Problem: Copy out every one of the records below, word for word and line for line, changing nothing.

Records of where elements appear
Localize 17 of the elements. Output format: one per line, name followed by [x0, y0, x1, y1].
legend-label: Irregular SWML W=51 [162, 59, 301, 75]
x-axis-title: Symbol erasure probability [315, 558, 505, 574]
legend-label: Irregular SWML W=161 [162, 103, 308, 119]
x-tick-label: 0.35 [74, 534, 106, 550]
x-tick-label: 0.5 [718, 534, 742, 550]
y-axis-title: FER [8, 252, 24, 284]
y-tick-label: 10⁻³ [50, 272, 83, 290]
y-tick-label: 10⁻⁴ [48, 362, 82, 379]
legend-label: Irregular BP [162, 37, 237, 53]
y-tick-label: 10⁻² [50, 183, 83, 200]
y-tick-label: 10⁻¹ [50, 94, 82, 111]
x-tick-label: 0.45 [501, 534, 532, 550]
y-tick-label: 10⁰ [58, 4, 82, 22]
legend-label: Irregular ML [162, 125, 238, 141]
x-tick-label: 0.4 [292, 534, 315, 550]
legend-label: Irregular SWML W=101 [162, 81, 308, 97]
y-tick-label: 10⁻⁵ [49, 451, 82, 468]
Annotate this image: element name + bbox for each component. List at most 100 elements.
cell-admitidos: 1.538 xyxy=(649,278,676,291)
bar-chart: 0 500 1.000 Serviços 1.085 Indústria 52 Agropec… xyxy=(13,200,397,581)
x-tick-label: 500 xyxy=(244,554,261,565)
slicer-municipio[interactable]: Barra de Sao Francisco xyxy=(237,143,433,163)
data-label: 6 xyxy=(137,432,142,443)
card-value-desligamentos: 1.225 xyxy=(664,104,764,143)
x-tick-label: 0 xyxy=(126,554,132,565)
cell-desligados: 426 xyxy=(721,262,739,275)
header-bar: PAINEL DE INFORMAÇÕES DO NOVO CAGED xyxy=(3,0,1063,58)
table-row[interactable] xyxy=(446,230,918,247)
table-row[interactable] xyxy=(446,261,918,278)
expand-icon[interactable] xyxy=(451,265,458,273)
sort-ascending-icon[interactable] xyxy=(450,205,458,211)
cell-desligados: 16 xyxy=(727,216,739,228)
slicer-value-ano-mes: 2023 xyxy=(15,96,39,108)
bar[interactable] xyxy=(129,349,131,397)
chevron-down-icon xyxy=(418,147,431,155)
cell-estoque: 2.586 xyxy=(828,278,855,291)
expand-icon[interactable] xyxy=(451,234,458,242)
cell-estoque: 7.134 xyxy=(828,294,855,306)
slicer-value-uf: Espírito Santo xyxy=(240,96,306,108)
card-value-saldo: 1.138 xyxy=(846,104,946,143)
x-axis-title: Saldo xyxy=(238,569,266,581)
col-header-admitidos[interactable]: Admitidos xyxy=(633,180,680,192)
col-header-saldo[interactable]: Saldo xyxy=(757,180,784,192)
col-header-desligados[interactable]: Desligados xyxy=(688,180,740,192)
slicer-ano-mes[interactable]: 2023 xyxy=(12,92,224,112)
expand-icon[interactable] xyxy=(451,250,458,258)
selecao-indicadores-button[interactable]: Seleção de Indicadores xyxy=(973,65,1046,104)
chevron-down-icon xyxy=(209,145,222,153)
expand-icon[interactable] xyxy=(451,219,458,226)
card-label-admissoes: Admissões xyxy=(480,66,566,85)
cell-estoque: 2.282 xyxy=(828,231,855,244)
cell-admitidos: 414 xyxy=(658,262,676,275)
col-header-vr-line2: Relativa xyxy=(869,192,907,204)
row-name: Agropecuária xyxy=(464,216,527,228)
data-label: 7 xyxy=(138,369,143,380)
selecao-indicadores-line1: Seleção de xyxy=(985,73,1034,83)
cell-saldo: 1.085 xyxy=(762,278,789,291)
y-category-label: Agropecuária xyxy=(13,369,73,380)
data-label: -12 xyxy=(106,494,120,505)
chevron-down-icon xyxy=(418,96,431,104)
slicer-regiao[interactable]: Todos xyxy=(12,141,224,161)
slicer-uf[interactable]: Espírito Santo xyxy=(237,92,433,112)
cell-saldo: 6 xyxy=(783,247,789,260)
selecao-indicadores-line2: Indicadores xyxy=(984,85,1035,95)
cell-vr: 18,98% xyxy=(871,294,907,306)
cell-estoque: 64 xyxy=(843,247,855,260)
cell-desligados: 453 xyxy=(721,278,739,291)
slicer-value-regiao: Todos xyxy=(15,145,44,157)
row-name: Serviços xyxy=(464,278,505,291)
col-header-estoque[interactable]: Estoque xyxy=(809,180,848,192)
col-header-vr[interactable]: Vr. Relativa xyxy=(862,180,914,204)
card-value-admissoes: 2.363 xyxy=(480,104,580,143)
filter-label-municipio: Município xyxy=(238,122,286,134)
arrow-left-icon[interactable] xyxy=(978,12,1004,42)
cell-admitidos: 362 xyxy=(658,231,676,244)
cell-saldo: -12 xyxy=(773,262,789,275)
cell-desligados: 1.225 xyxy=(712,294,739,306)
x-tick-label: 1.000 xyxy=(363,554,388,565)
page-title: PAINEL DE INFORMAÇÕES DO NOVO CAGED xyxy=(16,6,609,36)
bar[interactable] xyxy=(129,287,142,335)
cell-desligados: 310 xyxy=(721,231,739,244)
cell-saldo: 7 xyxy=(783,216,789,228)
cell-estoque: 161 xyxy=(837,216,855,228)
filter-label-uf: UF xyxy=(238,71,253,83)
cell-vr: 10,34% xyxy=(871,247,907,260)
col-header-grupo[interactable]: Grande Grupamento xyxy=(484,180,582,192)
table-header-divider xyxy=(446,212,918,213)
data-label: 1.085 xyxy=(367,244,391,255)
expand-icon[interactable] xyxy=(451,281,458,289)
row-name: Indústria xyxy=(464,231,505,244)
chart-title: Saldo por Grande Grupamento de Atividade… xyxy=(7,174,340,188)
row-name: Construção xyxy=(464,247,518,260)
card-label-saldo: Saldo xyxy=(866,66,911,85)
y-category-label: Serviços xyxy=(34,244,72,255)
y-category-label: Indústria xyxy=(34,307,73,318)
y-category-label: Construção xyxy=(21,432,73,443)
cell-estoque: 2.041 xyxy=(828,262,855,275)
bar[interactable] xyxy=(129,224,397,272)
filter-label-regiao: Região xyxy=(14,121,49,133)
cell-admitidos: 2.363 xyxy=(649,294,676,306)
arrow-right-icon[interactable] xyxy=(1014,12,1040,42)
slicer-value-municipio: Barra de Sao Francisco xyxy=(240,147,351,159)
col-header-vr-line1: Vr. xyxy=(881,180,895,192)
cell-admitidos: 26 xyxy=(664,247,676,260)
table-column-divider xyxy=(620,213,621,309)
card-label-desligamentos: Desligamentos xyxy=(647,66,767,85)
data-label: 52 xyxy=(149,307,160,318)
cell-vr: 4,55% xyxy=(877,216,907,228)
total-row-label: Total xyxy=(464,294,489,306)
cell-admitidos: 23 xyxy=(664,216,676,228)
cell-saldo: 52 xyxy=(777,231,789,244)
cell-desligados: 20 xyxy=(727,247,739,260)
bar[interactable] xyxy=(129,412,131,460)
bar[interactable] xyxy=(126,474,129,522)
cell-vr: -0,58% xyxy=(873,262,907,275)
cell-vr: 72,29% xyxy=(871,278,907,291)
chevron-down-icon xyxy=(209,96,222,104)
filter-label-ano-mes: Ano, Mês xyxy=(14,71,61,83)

Task response:
Localize 17 of the elements. Output format: one per line, name followed by [x0, y0, x1, y1].
legend-label: Irregular SWML W=51 [162, 59, 301, 75]
x-axis-title: Symbol erasure probability [315, 558, 505, 574]
legend-label: Irregular SWML W=161 [162, 103, 308, 119]
x-tick-label: 0.35 [74, 534, 106, 550]
x-tick-label: 0.5 [718, 534, 742, 550]
y-axis-title: FER [8, 252, 24, 284]
y-tick-label: 10⁻³ [50, 272, 83, 290]
y-tick-label: 10⁻⁴ [48, 362, 82, 379]
legend-label: Irregular BP [162, 37, 237, 53]
y-tick-label: 10⁻² [50, 183, 83, 200]
y-tick-label: 10⁻¹ [50, 94, 82, 111]
x-tick-label: 0.45 [501, 534, 532, 550]
y-tick-label: 10⁰ [58, 4, 82, 22]
legend-label: Irregular ML [162, 125, 238, 141]
x-tick-label: 0.4 [292, 534, 315, 550]
legend-label: Irregular SWML W=101 [162, 81, 308, 97]
y-tick-label: 10⁻⁵ [49, 451, 82, 468]
Annotate this image: element name + bbox for each component. List at most 100 elements.
cell-admitidos: 1.538 xyxy=(649,278,676,291)
bar-chart: 0 500 1.000 Serviços 1.085 Indústria 52 Agropec… xyxy=(13,200,397,581)
x-tick-label: 500 xyxy=(244,554,261,565)
slicer-municipio[interactable]: Barra de Sao Francisco xyxy=(237,143,433,163)
data-label: 6 xyxy=(137,432,142,443)
card-value-desligamentos: 1.225 xyxy=(664,104,764,143)
x-tick-label: 0 xyxy=(126,554,132,565)
cell-desligados: 426 xyxy=(721,262,739,275)
header-bar: PAINEL DE INFORMAÇÕES DO NOVO CAGED xyxy=(3,0,1063,58)
table-row[interactable] xyxy=(446,230,918,247)
table-row[interactable] xyxy=(446,261,918,278)
expand-icon[interactable] xyxy=(451,265,458,273)
sort-ascending-icon[interactable] xyxy=(450,205,458,211)
cell-desligados: 16 xyxy=(727,216,739,228)
slicer-value-ano-mes: 2023 xyxy=(15,96,39,108)
bar[interactable] xyxy=(129,349,131,397)
chevron-down-icon xyxy=(418,147,431,155)
cell-estoque: 2.586 xyxy=(828,278,855,291)
expand-icon[interactable] xyxy=(451,234,458,242)
cell-estoque: 7.134 xyxy=(828,294,855,306)
slicer-value-uf: Espírito Santo xyxy=(240,96,306,108)
card-value-saldo: 1.138 xyxy=(846,104,946,143)
x-axis-title: Saldo xyxy=(238,569,266,581)
col-header-admitidos[interactable]: Admitidos xyxy=(633,180,680,192)
col-header-saldo[interactable]: Saldo xyxy=(757,180,784,192)
col-header-desligados[interactable]: Desligados xyxy=(688,180,740,192)
slicer-ano-mes[interactable]: 2023 xyxy=(12,92,224,112)
expand-icon[interactable] xyxy=(451,250,458,258)
selecao-indicadores-button[interactable]: Seleção de Indicadores xyxy=(973,65,1046,104)
chevron-down-icon xyxy=(209,145,222,153)
expand-icon[interactable] xyxy=(451,219,458,226)
card-label-admissoes: Admissões xyxy=(480,66,566,85)
cell-estoque: 2.282 xyxy=(828,231,855,244)
cell-admitidos: 414 xyxy=(658,262,676,275)
col-header-vr-line2: Relativa xyxy=(869,192,907,204)
row-name: Agropecuária xyxy=(464,216,527,228)
data-label: 7 xyxy=(138,369,143,380)
selecao-indicadores-line1: Seleção de xyxy=(985,73,1034,83)
cell-saldo: 1.085 xyxy=(762,278,789,291)
y-category-label: Agropecuária xyxy=(13,369,73,380)
data-label: -12 xyxy=(106,494,120,505)
chevron-down-icon xyxy=(418,96,431,104)
slicer-regiao[interactable]: Todos xyxy=(12,141,224,161)
slicer-uf[interactable]: Espírito Santo xyxy=(237,92,433,112)
cell-saldo: 6 xyxy=(783,247,789,260)
selecao-indicadores-line2: Indicadores xyxy=(984,85,1035,95)
cell-vr: 18,98% xyxy=(871,294,907,306)
cell-estoque: 64 xyxy=(843,247,855,260)
cell-desligados: 453 xyxy=(721,278,739,291)
slicer-value-regiao: Todos xyxy=(15,145,44,157)
row-name: Serviços xyxy=(464,278,505,291)
col-header-estoque[interactable]: Estoque xyxy=(809,180,848,192)
col-header-vr[interactable]: Vr. Relativa xyxy=(862,180,914,204)
card-value-admissoes: 2.363 xyxy=(480,104,580,143)
filter-label-municipio: Município xyxy=(238,122,286,134)
arrow-left-icon[interactable] xyxy=(978,12,1004,42)
cell-admitidos: 362 xyxy=(658,231,676,244)
cell-saldo: -12 xyxy=(773,262,789,275)
cell-desligados: 1.225 xyxy=(712,294,739,306)
x-tick-label: 1.000 xyxy=(363,554,388,565)
page-title: PAINEL DE INFORMAÇÕES DO NOVO CAGED xyxy=(16,6,609,36)
bar[interactable] xyxy=(129,287,142,335)
cell-desligados: 310 xyxy=(721,231,739,244)
cell-saldo: 7 xyxy=(783,216,789,228)
cell-estoque: 161 xyxy=(837,216,855,228)
filter-label-uf: UF xyxy=(238,71,253,83)
cell-vr: 10,34% xyxy=(871,247,907,260)
col-header-grupo[interactable]: Grande Grupamento xyxy=(484,180,582,192)
table-header-divider xyxy=(446,212,918,213)
data-label: 1.085 xyxy=(367,244,391,255)
expand-icon[interactable] xyxy=(451,281,458,289)
row-name: Indústria xyxy=(464,231,505,244)
chart-title: Saldo por Grande Grupamento de Atividade… xyxy=(7,174,340,188)
row-name: Construção xyxy=(464,247,518,260)
card-label-saldo: Saldo xyxy=(866,66,911,85)
y-category-label: Serviços xyxy=(34,244,72,255)
y-category-label: Indústria xyxy=(34,307,73,318)
y-category-label: Construção xyxy=(21,432,73,443)
cell-estoque: 2.041 xyxy=(828,262,855,275)
bar[interactable] xyxy=(129,224,397,272)
filter-label-regiao: Região xyxy=(14,121,49,133)
cell-admitidos: 2.363 xyxy=(649,294,676,306)
arrow-right-icon[interactable] xyxy=(1014,12,1040,42)
slicer-value-municipio: Barra de Sao Francisco xyxy=(240,147,351,159)
col-header-vr-line1: Vr. xyxy=(881,180,895,192)
cell-admitidos: 26 xyxy=(664,247,676,260)
table-column-divider xyxy=(620,213,621,309)
card-label-desligamentos: Desligamentos xyxy=(647,66,767,85)
data-label: 52 xyxy=(149,307,160,318)
cell-vr: 4,55% xyxy=(877,216,907,228)
total-row-label: Total xyxy=(464,294,489,306)
cell-admitidos: 23 xyxy=(664,216,676,228)
cell-saldo: 52 xyxy=(777,231,789,244)
cell-desligados: 20 xyxy=(727,247,739,260)
bar[interactable] xyxy=(129,412,131,460)
bar[interactable] xyxy=(126,474,129,522)
cell-vr: -0,58% xyxy=(873,262,907,275)
cell-vr: 72,29% xyxy=(871,278,907,291)
chevron-down-icon xyxy=(209,96,222,104)
filter-label-ano-mes: Ano, Mês xyxy=(14,71,61,83)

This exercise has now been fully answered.